== REQUIRED WORK ==
Identify every line in the items below that contains the string "battery" and copy each of those lines. Case counts.

== SOURCE DATA ==
╔══
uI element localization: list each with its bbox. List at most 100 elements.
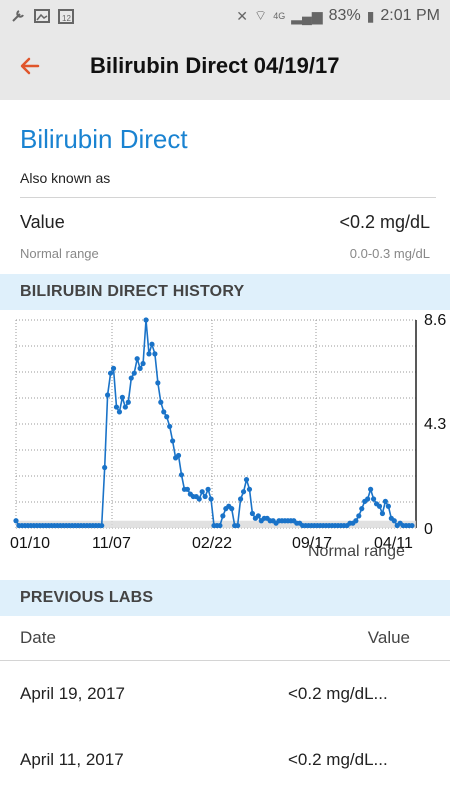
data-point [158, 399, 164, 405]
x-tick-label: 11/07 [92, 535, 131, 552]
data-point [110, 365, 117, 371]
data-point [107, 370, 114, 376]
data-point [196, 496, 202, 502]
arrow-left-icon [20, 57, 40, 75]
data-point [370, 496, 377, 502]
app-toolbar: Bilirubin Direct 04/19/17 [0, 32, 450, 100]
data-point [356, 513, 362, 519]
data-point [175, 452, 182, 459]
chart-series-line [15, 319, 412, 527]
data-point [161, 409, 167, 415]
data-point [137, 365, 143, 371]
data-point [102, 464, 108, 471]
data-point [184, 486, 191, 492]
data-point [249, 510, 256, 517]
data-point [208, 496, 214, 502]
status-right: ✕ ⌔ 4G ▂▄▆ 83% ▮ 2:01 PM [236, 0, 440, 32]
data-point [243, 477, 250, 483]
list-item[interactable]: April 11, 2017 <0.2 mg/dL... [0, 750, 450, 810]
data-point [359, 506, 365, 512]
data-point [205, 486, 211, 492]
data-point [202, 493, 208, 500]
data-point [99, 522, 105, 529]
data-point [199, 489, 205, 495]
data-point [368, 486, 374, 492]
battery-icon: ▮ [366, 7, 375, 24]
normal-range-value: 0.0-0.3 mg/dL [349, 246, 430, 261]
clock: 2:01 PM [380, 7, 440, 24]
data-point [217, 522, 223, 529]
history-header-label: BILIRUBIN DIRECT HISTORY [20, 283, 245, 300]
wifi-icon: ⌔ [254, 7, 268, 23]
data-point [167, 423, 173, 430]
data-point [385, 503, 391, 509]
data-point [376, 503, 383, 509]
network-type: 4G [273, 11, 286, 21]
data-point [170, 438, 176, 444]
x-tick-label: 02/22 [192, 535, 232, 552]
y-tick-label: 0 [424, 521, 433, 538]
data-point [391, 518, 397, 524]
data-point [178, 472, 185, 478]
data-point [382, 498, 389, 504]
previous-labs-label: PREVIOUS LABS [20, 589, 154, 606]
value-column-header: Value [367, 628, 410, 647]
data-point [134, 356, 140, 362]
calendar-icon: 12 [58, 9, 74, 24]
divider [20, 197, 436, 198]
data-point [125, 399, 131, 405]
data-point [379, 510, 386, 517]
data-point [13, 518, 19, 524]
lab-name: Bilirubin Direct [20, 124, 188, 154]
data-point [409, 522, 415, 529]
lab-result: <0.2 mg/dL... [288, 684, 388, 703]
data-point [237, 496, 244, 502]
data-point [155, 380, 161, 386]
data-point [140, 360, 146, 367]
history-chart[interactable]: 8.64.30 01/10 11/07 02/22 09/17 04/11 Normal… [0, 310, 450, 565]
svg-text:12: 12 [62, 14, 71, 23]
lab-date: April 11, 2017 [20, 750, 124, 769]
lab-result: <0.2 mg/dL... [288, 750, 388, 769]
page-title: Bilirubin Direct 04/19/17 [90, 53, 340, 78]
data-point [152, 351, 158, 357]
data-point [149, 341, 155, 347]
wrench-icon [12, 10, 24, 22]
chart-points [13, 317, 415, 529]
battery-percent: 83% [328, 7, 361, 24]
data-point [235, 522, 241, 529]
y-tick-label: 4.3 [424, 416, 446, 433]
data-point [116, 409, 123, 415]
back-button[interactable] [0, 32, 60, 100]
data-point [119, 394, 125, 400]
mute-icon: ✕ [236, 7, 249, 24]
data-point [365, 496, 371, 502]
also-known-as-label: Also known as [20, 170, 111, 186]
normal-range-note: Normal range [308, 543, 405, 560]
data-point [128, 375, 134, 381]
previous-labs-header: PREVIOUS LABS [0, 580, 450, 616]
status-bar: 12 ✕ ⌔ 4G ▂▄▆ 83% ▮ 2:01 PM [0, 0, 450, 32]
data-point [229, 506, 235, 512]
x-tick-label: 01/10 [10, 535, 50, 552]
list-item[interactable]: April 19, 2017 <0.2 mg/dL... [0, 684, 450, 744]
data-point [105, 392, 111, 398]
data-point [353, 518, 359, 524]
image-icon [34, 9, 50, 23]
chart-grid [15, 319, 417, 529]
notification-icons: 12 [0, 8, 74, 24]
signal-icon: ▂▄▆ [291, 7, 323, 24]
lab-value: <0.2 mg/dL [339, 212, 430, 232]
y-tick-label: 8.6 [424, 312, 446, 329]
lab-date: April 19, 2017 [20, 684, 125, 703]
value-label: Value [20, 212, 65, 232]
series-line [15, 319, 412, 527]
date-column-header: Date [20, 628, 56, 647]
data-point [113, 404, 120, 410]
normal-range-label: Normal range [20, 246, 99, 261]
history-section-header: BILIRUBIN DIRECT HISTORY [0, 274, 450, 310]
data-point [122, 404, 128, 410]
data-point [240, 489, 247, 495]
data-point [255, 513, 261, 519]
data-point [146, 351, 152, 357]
╚══
╔══
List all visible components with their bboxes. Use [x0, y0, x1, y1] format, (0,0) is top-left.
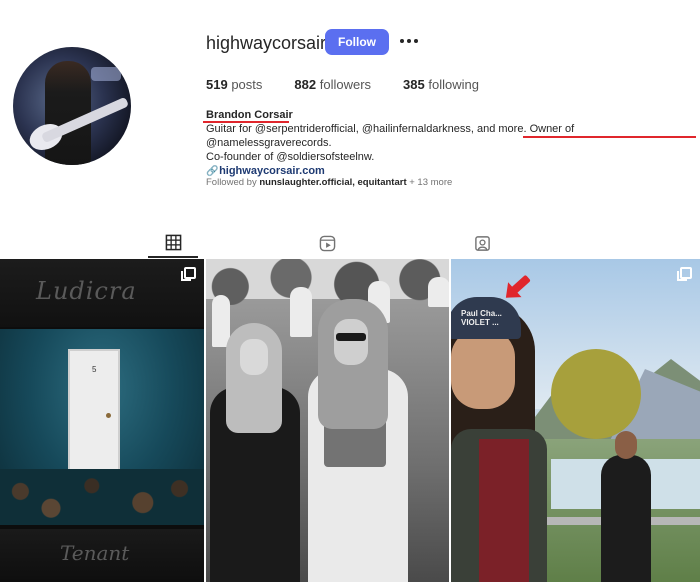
╚══
== THE RESULT ==
battery-icon: ▮ [366, 7, 375, 24]
battery-percent: 83% [328, 7, 361, 24]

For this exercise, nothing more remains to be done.